Exercise details:
Only the lines from the one containing "Type out the text in this image." through the last line below should be written out, exactly and with both ends kept.

(Collected data)
+-------+

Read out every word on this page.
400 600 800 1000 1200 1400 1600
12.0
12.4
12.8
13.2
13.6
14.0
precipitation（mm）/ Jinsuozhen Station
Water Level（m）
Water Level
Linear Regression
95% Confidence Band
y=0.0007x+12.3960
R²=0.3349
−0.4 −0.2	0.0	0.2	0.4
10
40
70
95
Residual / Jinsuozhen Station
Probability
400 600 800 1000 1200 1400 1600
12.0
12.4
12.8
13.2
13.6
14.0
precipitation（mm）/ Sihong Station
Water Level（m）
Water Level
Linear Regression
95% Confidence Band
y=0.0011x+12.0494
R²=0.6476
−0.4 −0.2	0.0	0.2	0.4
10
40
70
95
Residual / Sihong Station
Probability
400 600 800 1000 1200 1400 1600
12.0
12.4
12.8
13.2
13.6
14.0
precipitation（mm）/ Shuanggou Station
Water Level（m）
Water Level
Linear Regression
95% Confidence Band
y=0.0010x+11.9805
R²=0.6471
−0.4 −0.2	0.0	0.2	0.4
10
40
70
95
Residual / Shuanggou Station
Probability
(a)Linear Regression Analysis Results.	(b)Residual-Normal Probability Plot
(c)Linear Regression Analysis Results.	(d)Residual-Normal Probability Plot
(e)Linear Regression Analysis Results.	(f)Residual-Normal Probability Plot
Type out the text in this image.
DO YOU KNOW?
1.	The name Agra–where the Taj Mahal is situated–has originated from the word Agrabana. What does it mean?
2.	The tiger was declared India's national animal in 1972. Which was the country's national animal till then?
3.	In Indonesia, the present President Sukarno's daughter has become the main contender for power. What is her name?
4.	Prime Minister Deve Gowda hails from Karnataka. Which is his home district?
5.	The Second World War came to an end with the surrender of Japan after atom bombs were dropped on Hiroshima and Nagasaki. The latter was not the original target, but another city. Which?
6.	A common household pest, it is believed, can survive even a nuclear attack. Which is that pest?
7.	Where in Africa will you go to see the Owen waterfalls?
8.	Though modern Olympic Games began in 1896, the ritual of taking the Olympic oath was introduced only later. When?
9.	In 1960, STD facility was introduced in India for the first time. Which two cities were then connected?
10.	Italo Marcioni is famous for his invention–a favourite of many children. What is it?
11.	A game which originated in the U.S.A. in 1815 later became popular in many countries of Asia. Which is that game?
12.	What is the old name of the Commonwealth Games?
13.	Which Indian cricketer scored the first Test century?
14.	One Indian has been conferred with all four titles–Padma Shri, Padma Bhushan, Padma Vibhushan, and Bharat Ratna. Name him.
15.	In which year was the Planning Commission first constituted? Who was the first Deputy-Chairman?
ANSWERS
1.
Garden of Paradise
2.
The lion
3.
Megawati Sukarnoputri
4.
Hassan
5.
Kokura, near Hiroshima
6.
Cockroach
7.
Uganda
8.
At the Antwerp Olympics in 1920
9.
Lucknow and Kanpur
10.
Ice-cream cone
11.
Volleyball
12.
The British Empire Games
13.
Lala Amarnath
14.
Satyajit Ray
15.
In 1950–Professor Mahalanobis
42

+-------+

The answer:
Type out the text in this image.
DO YOU KNOW?
1.	The name Agra–where the Taj Mahal is situated–has originated from the word Agrabana. What does it mean?
2.	The tiger was declared India's national animal in 1972. Which was the country's national animal till then?
3.	In Indonesia, the present President Sukarno's daughter has become the main contender for power. What is her name?
4.	Prime Minister Deve Gowda hails from Karnataka. Which is his home district?
5.	The Second World War came to an end with the surrender of Japan after atom bombs were dropped on Hiroshima and Nagasaki. The latter was not the original target, but another city. Which?
6.	A common household pest, it is believed, can survive even a nuclear attack. Which is that pest?
7.	Where in Africa will you go to see the Owen waterfalls?
8.	Though modern Olympic Games began in 1896, the ritual of taking the Olympic oath was introduced only later. When?
9.	In 1960, STD facility was introduced in India for the first time. Which two cities were then connected?
10.	Italo Marcioni is famous for his invention–a favourite of many children. What is it?
11.	A game which originated in the U.S.A. in 1815 later became popular in many countries of Asia. Which is that game?
12.	What is the old name of the Commonwealth Games?
13.	Which Indian cricketer scored the first Test century?
14.	One Indian has been conferred with all four titles–Padma Shri, Padma Bhushan, Padma Vibhushan, and Bharat Ratna. Name him.
15.	In which year was the Planning Commission first constituted? Who was the first Deputy-Chairman?
ANSWERS
1.
Garden of Paradise
2.
The lion
3.
Megawati Sukarnoputri
4.
Hassan
5.
Kokura, near Hiroshima
6.
Cockroach
7.
Uganda
8.
At the Antwerp Olympics in 1920
9.
Lucknow and Kanpur
10.
Ice-cream cone
11.
Volleyball
12.
The British Empire Games
13.
Lala Amarnath
14.
Satyajit Ray
15.
In 1950–Professor Mahalanobis
42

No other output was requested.